(Items from a dataset)

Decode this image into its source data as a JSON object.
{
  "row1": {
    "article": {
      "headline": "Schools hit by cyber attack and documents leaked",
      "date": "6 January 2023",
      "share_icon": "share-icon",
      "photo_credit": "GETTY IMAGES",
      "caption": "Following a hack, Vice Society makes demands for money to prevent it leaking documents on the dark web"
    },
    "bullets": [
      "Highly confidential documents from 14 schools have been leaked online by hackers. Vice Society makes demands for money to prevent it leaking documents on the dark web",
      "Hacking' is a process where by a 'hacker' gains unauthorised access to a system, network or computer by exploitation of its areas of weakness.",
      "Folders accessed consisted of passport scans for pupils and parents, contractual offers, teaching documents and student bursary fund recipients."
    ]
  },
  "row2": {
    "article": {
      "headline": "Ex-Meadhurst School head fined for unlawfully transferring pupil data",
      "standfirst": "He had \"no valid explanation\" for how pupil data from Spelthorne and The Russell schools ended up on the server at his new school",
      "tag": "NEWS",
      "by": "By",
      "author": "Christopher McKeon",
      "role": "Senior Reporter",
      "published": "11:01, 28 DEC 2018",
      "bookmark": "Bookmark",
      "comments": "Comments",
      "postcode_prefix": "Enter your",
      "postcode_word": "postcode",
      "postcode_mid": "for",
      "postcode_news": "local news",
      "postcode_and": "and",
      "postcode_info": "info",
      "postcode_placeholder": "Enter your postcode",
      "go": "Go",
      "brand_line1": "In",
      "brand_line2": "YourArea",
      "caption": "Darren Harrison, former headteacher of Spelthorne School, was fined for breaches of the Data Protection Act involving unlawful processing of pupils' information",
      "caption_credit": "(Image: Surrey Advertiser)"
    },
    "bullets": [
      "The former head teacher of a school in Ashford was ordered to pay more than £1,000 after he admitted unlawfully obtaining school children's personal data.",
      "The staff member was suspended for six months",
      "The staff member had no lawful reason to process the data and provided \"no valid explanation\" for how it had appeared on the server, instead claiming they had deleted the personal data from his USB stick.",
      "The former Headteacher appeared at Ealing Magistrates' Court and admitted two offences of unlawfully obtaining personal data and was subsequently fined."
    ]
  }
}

WHAT THE TASK ASKS
The answer must consist solely of the number of lines in the entries that contain the word "unlawfully".

FINAL RESULT
3